-- Text excerpt --
----------

Studio album by Bryn Terfel
- Released: 2000
- Recorded: 2000
- Genre: Classical music, Welsh music
- Length: 1:14:33
- Label: Deutsche Grammophon

Bryn Terfel chronology
| Something Wonderful (1996) | We'll Keep a Welcome (2000) | Some Enchanted Evening (2001) |

= We'll Keep a Welcome (album) =

We'll Keep a Welcome is a 2000 album by singer Bryn Terfel of traditional hymns and folk songs associated with Wales. Terfel was accompanied on the album by the Orchestra of the Welsh National Opera, the Risca Male Choir and The Black Mountain Chorus. The majority of the songs are sung in the Welsh language.

----------

-- Provided information --
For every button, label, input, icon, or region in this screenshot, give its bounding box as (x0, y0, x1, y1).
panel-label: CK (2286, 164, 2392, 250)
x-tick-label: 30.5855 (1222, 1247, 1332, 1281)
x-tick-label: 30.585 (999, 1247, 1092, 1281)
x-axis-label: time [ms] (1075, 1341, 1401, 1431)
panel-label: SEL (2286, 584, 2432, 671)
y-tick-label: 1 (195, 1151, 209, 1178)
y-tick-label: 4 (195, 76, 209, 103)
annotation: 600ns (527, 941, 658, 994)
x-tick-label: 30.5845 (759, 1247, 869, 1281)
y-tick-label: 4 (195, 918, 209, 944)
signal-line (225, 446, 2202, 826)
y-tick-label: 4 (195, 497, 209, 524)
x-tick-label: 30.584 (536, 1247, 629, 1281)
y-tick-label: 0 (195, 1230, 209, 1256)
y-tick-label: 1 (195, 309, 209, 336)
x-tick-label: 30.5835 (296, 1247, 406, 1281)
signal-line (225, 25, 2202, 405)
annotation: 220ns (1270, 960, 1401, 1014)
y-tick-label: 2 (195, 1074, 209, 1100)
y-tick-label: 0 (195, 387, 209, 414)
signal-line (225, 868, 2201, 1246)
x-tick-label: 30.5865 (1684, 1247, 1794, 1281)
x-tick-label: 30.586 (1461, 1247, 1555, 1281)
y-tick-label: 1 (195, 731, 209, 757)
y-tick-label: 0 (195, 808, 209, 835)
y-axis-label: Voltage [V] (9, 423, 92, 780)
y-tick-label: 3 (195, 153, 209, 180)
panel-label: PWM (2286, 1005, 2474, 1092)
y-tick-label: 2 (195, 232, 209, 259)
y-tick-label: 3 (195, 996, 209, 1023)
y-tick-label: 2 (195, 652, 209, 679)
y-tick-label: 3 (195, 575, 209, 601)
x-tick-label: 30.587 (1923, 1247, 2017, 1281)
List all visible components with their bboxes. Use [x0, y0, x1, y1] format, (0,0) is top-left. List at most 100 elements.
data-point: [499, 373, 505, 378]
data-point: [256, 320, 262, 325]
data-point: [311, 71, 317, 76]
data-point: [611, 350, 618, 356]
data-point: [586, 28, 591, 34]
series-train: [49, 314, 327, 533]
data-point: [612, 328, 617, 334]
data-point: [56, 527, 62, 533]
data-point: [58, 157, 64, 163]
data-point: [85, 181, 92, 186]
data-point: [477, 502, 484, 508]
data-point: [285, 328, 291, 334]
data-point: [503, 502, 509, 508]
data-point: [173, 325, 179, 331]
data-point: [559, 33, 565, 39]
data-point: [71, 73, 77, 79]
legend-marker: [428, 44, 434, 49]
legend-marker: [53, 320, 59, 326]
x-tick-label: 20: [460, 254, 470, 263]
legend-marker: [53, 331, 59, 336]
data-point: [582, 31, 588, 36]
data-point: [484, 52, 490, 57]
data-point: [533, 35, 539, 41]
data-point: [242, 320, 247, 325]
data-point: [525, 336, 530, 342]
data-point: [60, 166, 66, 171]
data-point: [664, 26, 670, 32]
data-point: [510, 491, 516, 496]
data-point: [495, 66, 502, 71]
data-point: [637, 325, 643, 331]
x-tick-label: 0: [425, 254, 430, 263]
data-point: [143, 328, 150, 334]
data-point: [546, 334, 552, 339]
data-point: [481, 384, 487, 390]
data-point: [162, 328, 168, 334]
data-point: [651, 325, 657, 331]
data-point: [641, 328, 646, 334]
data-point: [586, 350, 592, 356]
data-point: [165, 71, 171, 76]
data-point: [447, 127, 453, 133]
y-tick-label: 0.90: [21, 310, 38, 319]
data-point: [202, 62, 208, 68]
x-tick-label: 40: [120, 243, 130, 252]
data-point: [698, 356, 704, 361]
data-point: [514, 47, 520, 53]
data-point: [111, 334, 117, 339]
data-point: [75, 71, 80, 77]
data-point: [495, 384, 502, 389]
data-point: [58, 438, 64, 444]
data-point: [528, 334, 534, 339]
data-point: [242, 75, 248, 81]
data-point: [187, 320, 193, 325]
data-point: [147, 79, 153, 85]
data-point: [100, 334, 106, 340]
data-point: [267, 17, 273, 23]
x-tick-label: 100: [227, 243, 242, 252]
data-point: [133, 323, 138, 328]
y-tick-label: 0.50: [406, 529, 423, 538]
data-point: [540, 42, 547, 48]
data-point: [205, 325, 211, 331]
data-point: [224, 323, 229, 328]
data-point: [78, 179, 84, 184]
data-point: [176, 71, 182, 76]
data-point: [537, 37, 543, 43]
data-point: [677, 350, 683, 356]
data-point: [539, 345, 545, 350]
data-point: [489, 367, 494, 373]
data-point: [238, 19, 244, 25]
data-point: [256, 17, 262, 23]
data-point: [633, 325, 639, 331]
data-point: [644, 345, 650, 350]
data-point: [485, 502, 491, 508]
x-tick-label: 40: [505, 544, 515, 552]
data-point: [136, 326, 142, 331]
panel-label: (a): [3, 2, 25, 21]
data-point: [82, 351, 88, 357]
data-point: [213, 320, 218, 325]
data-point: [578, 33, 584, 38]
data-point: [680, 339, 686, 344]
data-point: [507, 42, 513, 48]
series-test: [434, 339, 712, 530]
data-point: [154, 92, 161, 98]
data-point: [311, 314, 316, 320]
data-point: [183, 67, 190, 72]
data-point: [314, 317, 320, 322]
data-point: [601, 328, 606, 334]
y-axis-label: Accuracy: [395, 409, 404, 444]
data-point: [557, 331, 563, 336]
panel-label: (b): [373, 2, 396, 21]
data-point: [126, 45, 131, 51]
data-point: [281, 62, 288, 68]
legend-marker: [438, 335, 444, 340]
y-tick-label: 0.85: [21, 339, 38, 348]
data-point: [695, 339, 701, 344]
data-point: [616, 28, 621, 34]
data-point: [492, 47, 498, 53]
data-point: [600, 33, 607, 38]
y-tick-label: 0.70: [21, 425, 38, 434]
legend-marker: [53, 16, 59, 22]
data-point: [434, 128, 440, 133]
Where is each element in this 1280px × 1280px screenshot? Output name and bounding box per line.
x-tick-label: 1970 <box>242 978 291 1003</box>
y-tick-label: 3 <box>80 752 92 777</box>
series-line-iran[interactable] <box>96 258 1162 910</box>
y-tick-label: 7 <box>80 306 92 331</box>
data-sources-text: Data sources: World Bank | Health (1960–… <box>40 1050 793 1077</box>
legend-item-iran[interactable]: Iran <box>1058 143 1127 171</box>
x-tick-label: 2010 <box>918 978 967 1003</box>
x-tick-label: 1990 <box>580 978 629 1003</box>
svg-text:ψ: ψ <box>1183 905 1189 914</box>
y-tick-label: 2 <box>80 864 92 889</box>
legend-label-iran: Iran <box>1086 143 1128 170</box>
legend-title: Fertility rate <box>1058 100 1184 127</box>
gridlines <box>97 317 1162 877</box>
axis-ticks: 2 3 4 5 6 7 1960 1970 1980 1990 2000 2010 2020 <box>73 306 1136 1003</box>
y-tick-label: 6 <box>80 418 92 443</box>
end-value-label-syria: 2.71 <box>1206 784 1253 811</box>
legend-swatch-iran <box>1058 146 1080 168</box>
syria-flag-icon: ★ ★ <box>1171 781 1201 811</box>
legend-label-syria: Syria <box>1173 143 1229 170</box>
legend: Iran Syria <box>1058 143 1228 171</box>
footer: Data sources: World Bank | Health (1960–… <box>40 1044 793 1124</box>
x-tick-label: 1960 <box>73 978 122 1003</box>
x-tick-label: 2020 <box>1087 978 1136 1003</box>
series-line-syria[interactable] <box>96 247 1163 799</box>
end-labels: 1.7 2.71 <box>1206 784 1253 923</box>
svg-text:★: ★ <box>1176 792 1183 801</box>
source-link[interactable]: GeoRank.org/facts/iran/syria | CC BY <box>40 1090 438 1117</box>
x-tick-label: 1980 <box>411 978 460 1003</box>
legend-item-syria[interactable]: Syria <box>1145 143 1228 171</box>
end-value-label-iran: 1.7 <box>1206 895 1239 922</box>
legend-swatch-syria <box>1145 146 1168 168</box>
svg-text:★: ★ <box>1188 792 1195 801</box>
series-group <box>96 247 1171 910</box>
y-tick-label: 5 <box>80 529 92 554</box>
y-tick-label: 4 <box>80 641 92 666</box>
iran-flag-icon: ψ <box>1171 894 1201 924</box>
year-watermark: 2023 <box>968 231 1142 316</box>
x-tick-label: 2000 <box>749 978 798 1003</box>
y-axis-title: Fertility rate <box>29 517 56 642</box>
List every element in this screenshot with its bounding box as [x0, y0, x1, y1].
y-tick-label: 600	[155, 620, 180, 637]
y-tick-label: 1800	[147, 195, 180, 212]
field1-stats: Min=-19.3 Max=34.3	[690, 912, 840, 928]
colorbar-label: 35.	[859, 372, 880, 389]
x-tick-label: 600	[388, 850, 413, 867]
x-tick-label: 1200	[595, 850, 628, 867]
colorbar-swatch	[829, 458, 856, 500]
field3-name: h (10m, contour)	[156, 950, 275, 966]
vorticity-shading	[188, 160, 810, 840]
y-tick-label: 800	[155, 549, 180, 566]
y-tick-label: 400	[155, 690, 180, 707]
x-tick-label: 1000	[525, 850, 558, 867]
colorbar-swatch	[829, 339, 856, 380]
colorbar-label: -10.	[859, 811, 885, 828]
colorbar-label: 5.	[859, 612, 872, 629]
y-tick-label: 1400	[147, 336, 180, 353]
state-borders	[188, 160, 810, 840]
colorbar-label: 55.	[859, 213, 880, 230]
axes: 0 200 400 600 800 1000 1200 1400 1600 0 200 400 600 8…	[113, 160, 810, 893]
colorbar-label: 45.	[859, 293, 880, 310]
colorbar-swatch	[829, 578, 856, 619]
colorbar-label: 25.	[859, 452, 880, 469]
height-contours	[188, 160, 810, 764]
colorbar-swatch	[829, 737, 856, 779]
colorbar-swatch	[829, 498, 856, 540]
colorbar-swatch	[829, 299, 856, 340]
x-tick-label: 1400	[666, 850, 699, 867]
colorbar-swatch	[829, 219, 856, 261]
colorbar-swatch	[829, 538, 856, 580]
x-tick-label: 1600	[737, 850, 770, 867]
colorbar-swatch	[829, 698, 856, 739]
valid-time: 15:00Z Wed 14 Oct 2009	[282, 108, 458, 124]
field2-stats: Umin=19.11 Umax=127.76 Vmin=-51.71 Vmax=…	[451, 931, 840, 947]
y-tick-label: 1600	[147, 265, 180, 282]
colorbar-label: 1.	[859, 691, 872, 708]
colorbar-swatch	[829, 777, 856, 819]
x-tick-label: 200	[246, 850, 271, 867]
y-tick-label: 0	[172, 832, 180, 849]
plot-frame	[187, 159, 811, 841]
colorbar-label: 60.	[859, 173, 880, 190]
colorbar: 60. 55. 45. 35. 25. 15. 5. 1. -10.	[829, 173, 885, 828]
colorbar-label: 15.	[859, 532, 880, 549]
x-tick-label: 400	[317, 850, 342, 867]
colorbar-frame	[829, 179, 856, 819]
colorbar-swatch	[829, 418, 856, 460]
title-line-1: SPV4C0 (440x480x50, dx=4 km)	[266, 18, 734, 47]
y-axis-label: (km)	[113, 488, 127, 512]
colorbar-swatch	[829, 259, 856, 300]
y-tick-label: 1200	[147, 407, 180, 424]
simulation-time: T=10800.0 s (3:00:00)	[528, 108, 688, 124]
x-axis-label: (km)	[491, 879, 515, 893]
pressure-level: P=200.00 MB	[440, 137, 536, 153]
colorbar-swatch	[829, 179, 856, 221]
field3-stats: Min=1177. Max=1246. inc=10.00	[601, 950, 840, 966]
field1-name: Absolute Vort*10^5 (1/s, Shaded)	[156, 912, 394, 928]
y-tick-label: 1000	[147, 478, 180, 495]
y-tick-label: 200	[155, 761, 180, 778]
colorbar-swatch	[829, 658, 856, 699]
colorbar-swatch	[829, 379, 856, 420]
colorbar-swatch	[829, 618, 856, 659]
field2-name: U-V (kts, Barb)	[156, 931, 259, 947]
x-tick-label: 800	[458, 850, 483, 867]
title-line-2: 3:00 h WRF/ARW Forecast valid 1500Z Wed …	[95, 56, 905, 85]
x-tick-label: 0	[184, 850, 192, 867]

----------

-- Task instructions --
**a.** According to the text about the album We'll Keep a Welcome, which orchestra accompanied Bryn Terfel on the recording?
**b.** From the text about the album We'll Keep a Welcome, extract the passage between "Bryn Terfel chronology" and "the Welsh language.", inclusive.
**c.** Extend the text about the album We'll Keep a Welcome, picking up right after its final sentence.
The records have no connection to the text about the album.

-- Task answers --
**a.** The Orchestra of the Welsh National Opera accompanied him.

**b.**
Bryn Terfel chronology
| Something Wonderful (1996) | We'll Keep a Welcome (2000) | Some Enchanted Evening (2001) |

= We'll Keep a Welcome (album) =

We'll Keep a Welcome is a 2000 album by singer Bryn Terfel of traditional hymns and folk songs associated with Wales. Terfel was accompanied on the album by the Orchestra of the Welsh National Opera, the Risca Male Choir and The Black Mountain Chorus. The majority of the songs are sung in the Welsh language.

**c.**
==Reception==
The Gramophone magazine review by Adrian Mitchell felt that the album was a "finely sung and unashamedly patriotic collection of songs" and that with its large number of musicians it is "...impossible to prevent the occasional jolt to the ear". Edwards praised Chris Hazell's arrangements for oboe of "Ar Lan y Mor (On the Seashore)", an "Suo-Gan (Lullaby)". Edwards highlighted Terfel's vocal sensitivity on "Dafydd y Garreg Wen (David of the White Rock)" and felt that the performance of the choirs and harpists "...provide the best possible advertisement for repertoire too long neglected by the major record companies".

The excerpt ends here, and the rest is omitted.